Set task
Copy out each line in the material below that has the word "معظم".

* begin Stored records *

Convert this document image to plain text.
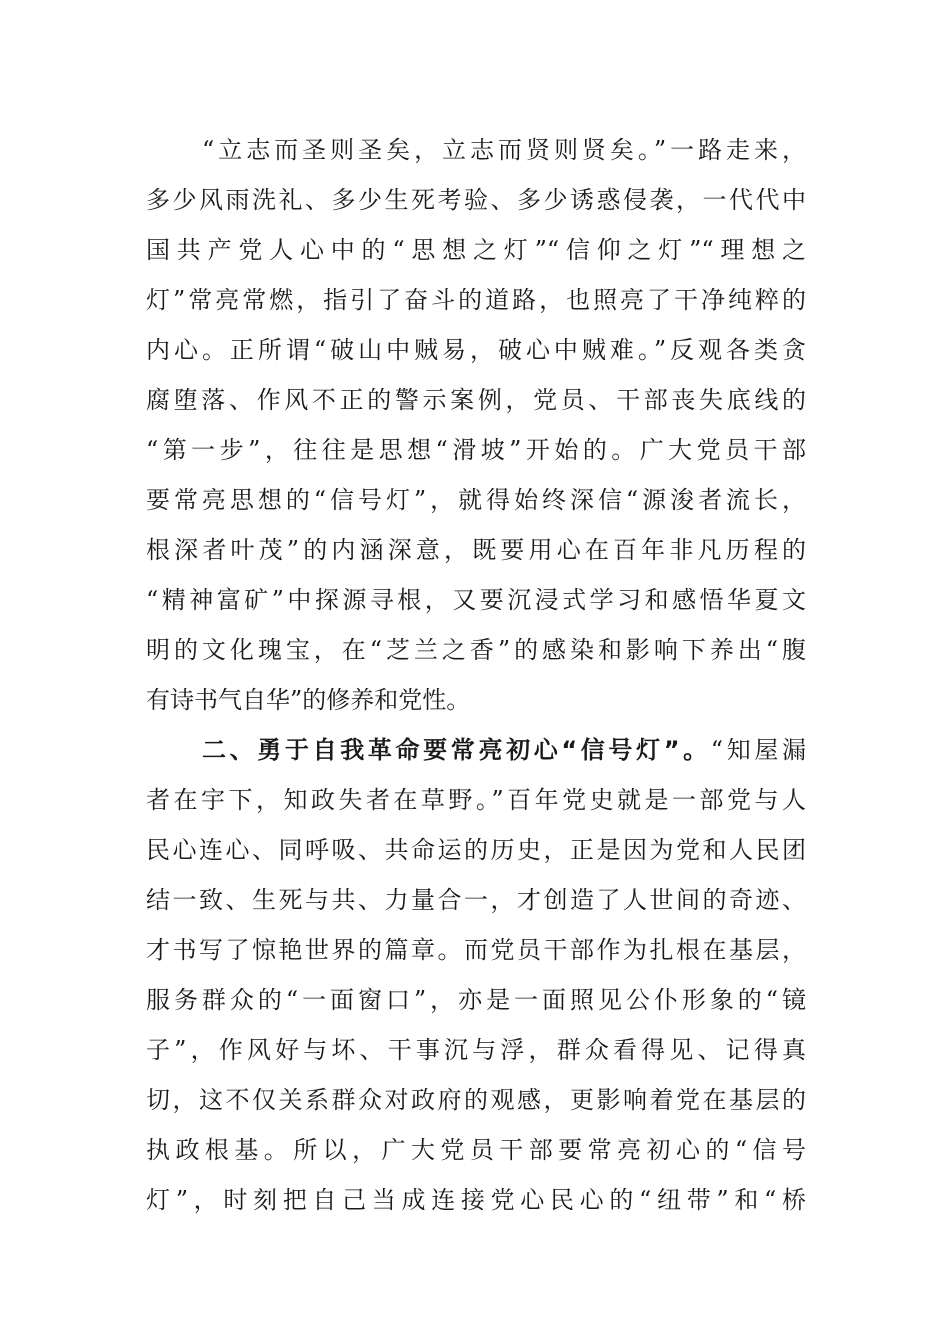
“立志而圣则圣矣，立志而贤则贤矣。”一路走来，
多少风雨洗礼、多少生死考验、多少诱惑侵袭，一代代中
国共产党人心中的“思想之灯”“信仰之灯”“理想之
灯”常亮常燃，指引了奋斗的道路，也照亮了干净纯粹的
内心。正所谓“破山中贼易，破心中贼难。”反观各类贪
腐堕落、作风不正的警示案例，党员、干部丧失底线的
“第一步”，往往是思想“滑坡”开始的。广大党员干部
要常亮思想的“信号灯”，就得始终深信“源浚者流长，
根深者叶茂”的内涵深意，既要用心在百年非凡历程的
“精神富矿”中探源寻根，又要沉浸式学习和感悟华夏文
明的文化瑰宝，在“芝兰之香”的感染和影响下养出“腹
有诗书气自华”的修养和党性。
二、勇于自我革命要常亮初心“信号灯”。“知屋漏
者在宇下，知政失者在草野。”百年党史就是一部党与人
民心连心、同呼吸、共命运的历史，正是因为党和人民团
结一致、生死与共、力量合一，才创造了人世间的奇迹、
才书写了惊艳世界的篇章。而党员干部作为扎根在基层，
服务群众的“一面窗口”，亦是一面照见公仆形象的“镜
子”，作风好与坏、干事沉与浮，群众看得见、记得真
切，这不仅关系群众对政府的观感，更影响着党在基层的
执政根基。所以，广大党员干部要常亮初心的“信号
灯”，时刻把自己当成连接党心民心的“纽带”和“桥
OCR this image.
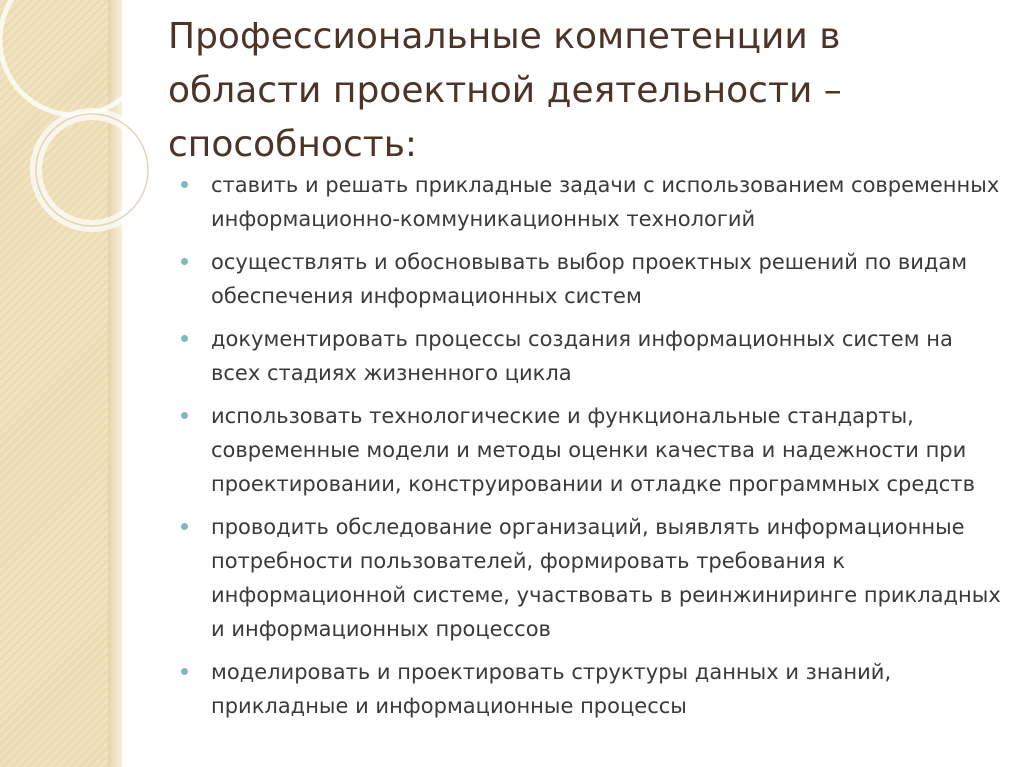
Профессиональные компетенции в области проектной деятельности – способность:
ставить и решать прикладные задачи с использованием современных информационно-коммуникационных технологий
осуществлять и обосновывать выбор проектных решений по видам обеспечения информационных систем
документировать процессы создания информационных систем на всех стадиях жизненного цикла
использовать технологические и функциональные стандарты, современные модели и методы оценки качества и надежности при проектировании, конструировании и отладке программных средств
проводить обследование организаций, выявлять информационные потребности пользователей, формировать требования к информационной системе, участвовать в реинжиниринге прикладных и информационных процессов
моделировать и проектировать структуры данных и знаний, прикладные и информационные процессы
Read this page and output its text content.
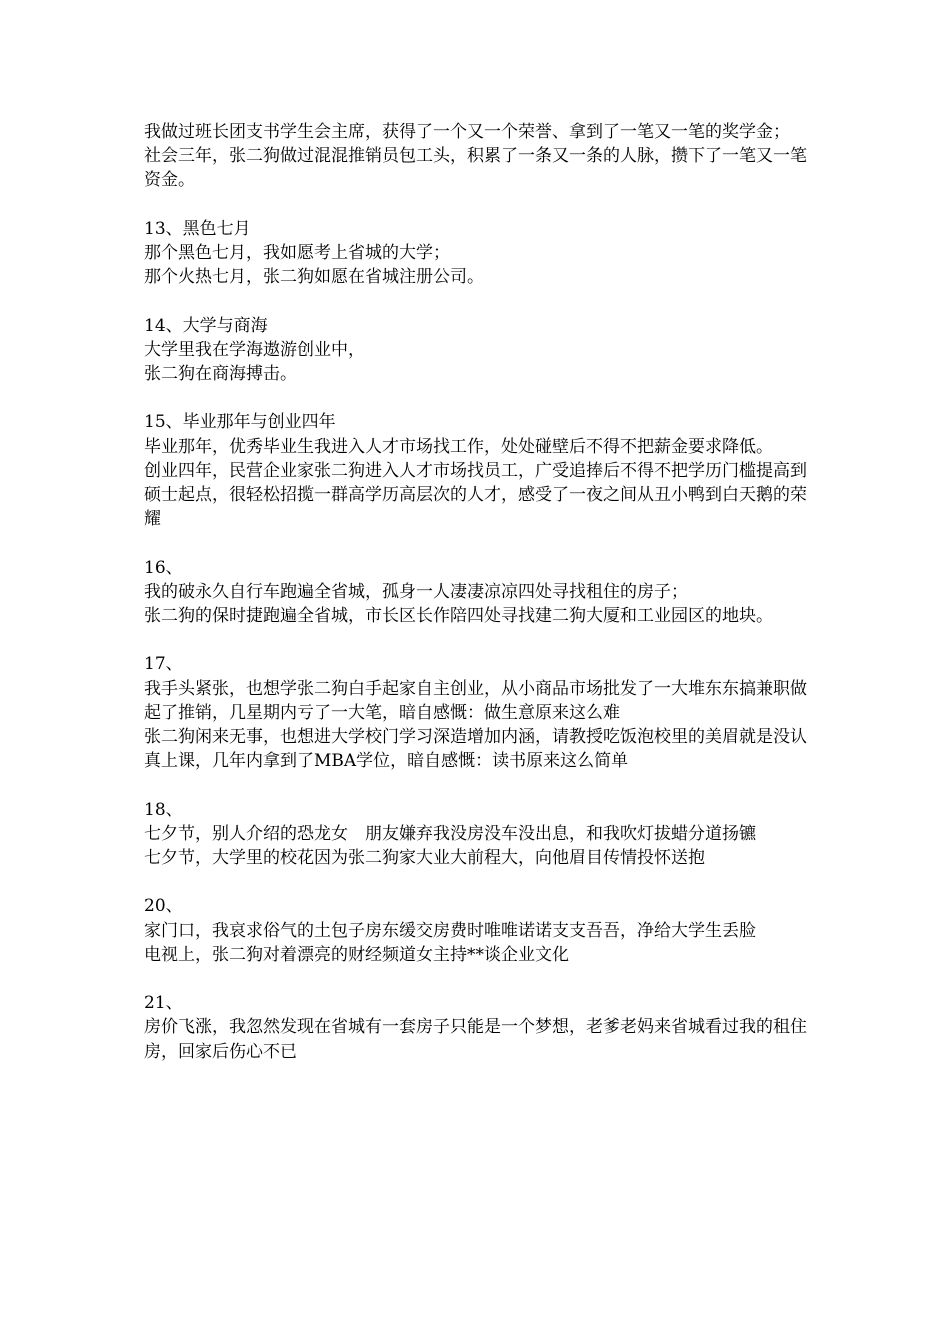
我做过班长团支书学生会主席，获得了一个又一个荣誉、拿到了一笔又一笔的奖学金；
社会三年，张二狗做过混混推销员包工头，积累了一条又一条的人脉，攒下了一笔又一笔资金。
13、黑色七月
那个黑色七月，我如愿考上省城的大学；
那个火热七月，张二狗如愿在省城注册公司。
14、大学与商海
大学里我在学海遨游创业中，
张二狗在商海搏击。
15、毕业那年与创业四年
毕业那年，优秀毕业生我进入人才市场找工作，处处碰壁后不得不把薪金要求降低。
创业四年，民营企业家张二狗进入人才市场找员工，广受追捧后不得不把学历门槛提高到硕士起点，很轻松招揽一群高学历高层次的人才，感受了一夜之间从丑小鸭到白天鹅的荣耀
16、
我的破永久自行车跑遍全省城，孤身一人凄凄凉凉四处寻找租住的房子；
张二狗的保时捷跑遍全省城，市长区长作陪四处寻找建二狗大厦和工业园区的地块。
17、
我手头紧张，也想学张二狗白手起家自主创业，从小商品市场批发了一大堆东东搞兼职做起了推销，几星期内亏了一大笔，暗自感慨：做生意原来这么难
张二狗闲来无事，也想进大学校门学习深造增加内涵，请教授吃饭泡校里的美眉就是没认真上课，几年内拿到了MBA学位，暗自感慨：读书原来这么简单
18、
七夕节，别人介绍的恐龙女　朋友嫌弃我没房没车没出息，和我吹灯拔蜡分道扬镳
七夕节，大学里的校花因为张二狗家大业大前程大，向他眉目传情投怀送抱
20、
家门口，我哀求俗气的土包子房东缓交房费时唯唯诺诺支支吾吾，净给大学生丢脸
电视上，张二狗对着漂亮的财经频道女主持**谈企业文化
21、
房价飞涨，我忽然发现在省城有一套房子只能是一个梦想，老爹老妈来省城看过我的租住房，回家后伤心不已
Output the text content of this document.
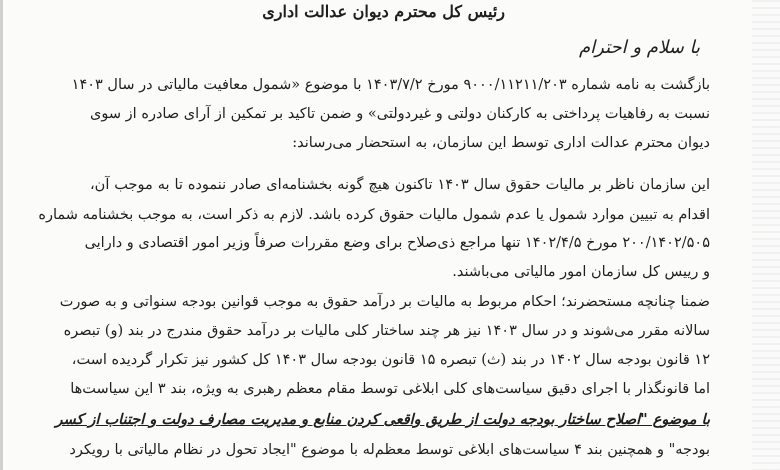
رئیس کل محترم دیوان عدالت اداری
با سلام و احترام
بازگشت به نامه شماره ۹۰۰۰/۱۱۲۱۱/۲۰۳ مورخ ۱۴۰۳/۷/۲ با موضوع «شمول معافیت مالیاتی در سال ۱۴۰۳
نسبت به رفاهیات پرداختی به کارکنان دولتی و غیردولتی» و ضمن تاکید بر تمکین از آرای صادره از سوی
دیوان محترم عدالت اداری توسط این سازمان، به استحضار می‌رساند:
این سازمان ناظر بر مالیات حقوق سال ۱۴۰۳ تاکنون هیچ گونه بخشنامه‌ای صادر ننموده تا به موجب آن،
اقدام به تبیین موارد شمول یا عدم شمول مالیات حقوق کرده باشد. لازم به ذکر است، به موجب بخشنامه شماره
۲۰۰/۱۴۰۲/۵۰۵ مورخ ۱۴۰۲/۴/۵ تنها مراجع ذی‌صلاح برای وضع مقررات صرفاً وزیر امور اقتصادی و دارایی
و رییس کل سازمان امور مالیاتی می‌باشند.
ضمنا چنانچه مستحضرند؛ احکام مربوط به مالیات بر درآمد حقوق به موجب قوانین بودجه سنواتی و به صورت
سالانه مقرر می‌شوند و در سال ۱۴۰۳ نیز هر چند ساختار کلی مالیات بر درآمد حقوق مندرج در بند (و) تبصره
۱۲ قانون بودجه سال ۱۴۰۲ در بند (ث) تبصره ۱۵ قانون بودجه سال ۱۴۰۳ کل کشور نیز تکرار گردیده است،
اما قانونگذار با اجرای دقیق سیاست‌های کلی ابلاغی توسط مقام معظم رهبری به ویژه، بند ۳ این سیاست‌ها
با موضوع "اصلاح ساختار بودجه دولت از طریق واقعی کردن منابع و مدیریت مصارف دولت و اجتناب از کسر
بودجه" و همچنین بند ۴ سیاست‌های ابلاغی توسط معظم‌له با موضوع "ایجاد تحول در نظام مالیاتی با رویکرد
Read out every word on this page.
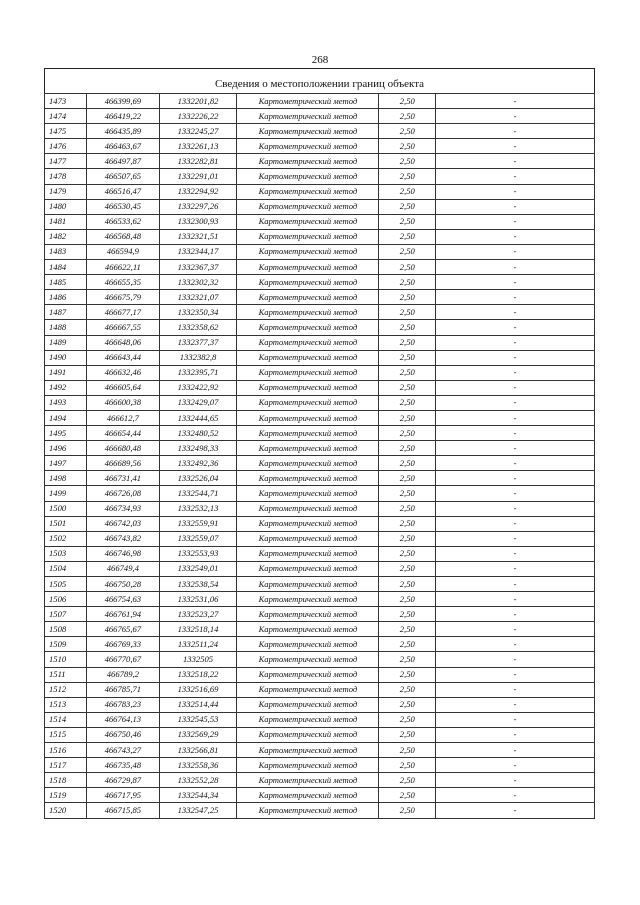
268
Сведения о местоположении границ объекта
1473	466399,69	1332201,82	Картометрический метод	2,50	-
1474	466419,22	1332226,22	Картометрический метод	2,50	-
1475	466435,89	1332245,27	Картометрический метод	2,50	-
1476	466463,67	1332261,13	Картометрический метод	2,50	-
1477	466497,87	1332282,81	Картометрический метод	2,50	-
1478	466507,65	1332291,01	Картометрический метод	2,50	-
1479	466516,47	1332294,92	Картометрический метод	2,50	-
1480	466530,45	1332297,26	Картометрический метод	2,50	-
1481	466533,62	1332300,93	Картометрический метод	2,50	-
1482	466568,48	1332321,51	Картометрический метод	2,50	-
1483	466594,9	1332344,17	Картометрический метод	2,50	-
1484	466622,11	1332367,37	Картометрический метод	2,50	-
1485	466655,35	1332302,32	Картометрический метод	2,50	-
1486	466675,79	1332321,07	Картометрический метод	2,50	-
1487	466677,17	1332350,34	Картометрический метод	2,50	-
1488	466667,55	1332358,62	Картометрический метод	2,50	-
1489	466648,06	1332377,37	Картометрический метод	2,50	-
1490	466643,44	1332382,8	Картометрический метод	2,50	-
1491	466632,46	1332395,71	Картометрический метод	2,50	-
1492	466605,64	1332422,92	Картометрический метод	2,50	-
1493	466600,38	1332429,07	Картометрический метод	2,50	-
1494	466612,7	1332444,65	Картометрический метод	2,50	-
1495	466654,44	1332480,52	Картометрический метод	2,50	-
1496	466680,48	1332498,33	Картометрический метод	2,50	-
1497	466689,56	1332492,36	Картометрический метод	2,50	-
1498	466731,41	1332526,04	Картометрический метод	2,50	-
1499	466726,08	1332544,71	Картометрический метод	2,50	-
1500	466734,93	1332532,13	Картометрический метод	2,50	-
1501	466742,03	1332559,91	Картометрический метод	2,50	-
1502	466743,82	1332559,07	Картометрический метод	2,50	-
1503	466746,98	1332553,93	Картометрический метод	2,50	-
1504	466749,4	1332549,01	Картометрический метод	2,50	-
1505	466750,28	1332538,54	Картометрический метод	2,50	-
1506	466754,63	1332531,06	Картометрический метод	2,50	-
1507	466761,94	1332523,27	Картометрический метод	2,50	-
1508	466765,67	1332518,14	Картометрический метод	2,50	-
1509	466769,33	1332511,24	Картометрический метод	2,50	-
1510	466770,67	1332505	Картометрический метод	2,50	-
1511	466789,2	1332518,22	Картометрический метод	2,50	-
1512	466785,71	1332516,69	Картометрический метод	2,50	-
1513	466783,23	1332514,44	Картометрический метод	2,50	-
1514	466764,13	1332545,53	Картометрический метод	2,50	-
1515	466750,46	1332569,29	Картометрический метод	2,50	-
1516	466743,27	1332566,81	Картометрический метод	2,50	-
1517	466735,48	1332558,36	Картометрический метод	2,50	-
1518	466729,87	1332552,28	Картометрический метод	2,50	-
1519	466717,95	1332544,34	Картометрический метод	2,50	-
1520	466715,85	1332547,25	Картометрический метод	2,50	-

* end Stored records *

Result of the task
اما قانونگذار با اجرای دقیق سیاست‌های کلی ابلاغی توسط مقام معظم رهبری به ویژه، بند ۳ این سیاست‌ها
بودجه" و همچنین بند ۴ سیاست‌های ابلاغی توسط معظم‌له با موضوع "ایجاد تحول در نظام مالیاتی با رویکرد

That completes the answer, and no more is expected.